▶ _Dataset excerpts_:
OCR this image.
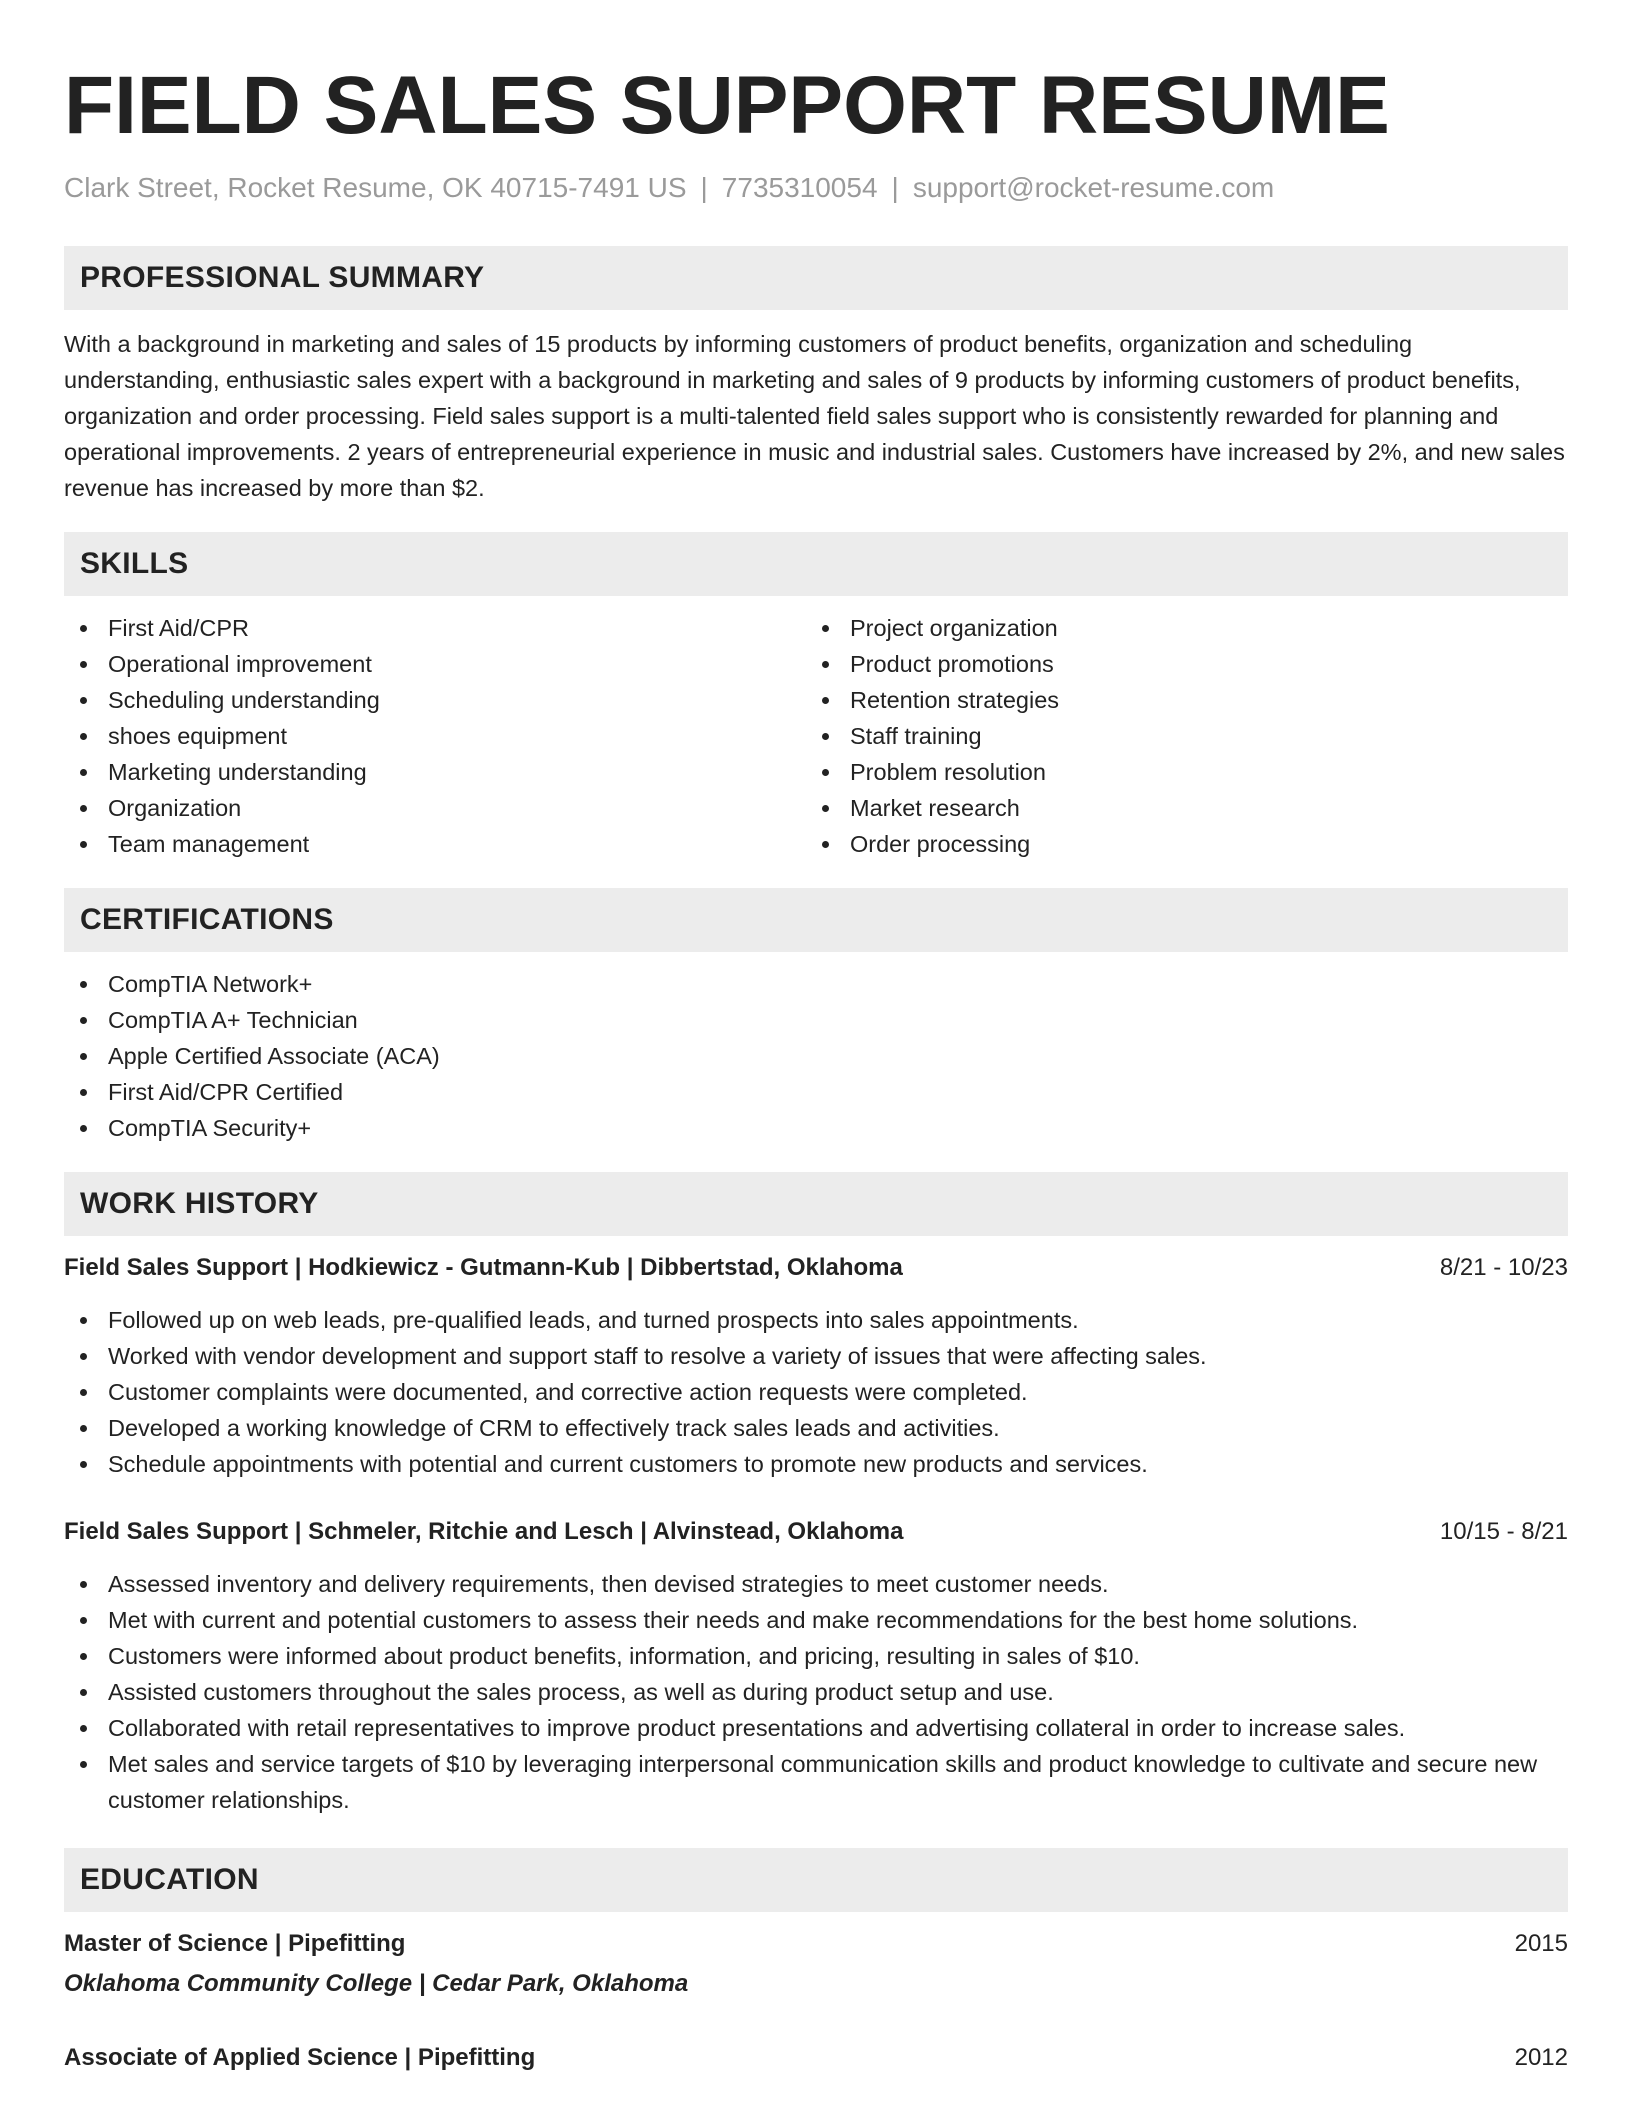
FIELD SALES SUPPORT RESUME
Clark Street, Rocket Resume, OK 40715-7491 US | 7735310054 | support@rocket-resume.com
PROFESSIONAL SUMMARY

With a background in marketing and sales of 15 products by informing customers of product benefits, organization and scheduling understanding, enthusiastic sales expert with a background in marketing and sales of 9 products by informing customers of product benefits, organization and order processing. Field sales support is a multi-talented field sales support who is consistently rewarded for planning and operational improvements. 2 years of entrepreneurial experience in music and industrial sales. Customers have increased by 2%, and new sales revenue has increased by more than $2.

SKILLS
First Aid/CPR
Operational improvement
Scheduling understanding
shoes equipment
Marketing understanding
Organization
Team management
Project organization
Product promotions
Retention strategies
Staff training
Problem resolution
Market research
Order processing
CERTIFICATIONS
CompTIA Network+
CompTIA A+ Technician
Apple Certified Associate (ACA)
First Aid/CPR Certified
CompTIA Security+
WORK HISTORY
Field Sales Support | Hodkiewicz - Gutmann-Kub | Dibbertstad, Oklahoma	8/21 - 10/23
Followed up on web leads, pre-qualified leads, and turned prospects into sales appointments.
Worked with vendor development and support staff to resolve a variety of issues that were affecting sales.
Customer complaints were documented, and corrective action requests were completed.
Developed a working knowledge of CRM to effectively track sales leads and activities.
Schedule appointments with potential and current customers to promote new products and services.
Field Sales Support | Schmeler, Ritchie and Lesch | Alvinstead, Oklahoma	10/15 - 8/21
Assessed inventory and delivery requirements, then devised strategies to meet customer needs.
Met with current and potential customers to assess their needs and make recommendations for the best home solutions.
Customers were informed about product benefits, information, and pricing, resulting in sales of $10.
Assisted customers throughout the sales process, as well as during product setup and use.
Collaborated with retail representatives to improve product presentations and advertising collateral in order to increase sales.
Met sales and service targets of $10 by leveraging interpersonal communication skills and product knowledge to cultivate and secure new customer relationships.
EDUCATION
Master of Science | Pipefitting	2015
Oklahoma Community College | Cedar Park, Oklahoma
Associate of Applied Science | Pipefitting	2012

▶ _Instructions for the task_:
From the records above, pull out every line containing the word "strategies".

▶ _Completed exercise_:
Retention strategies
Assessed inventory and delivery requirements, then devised strategies to meet customer needs.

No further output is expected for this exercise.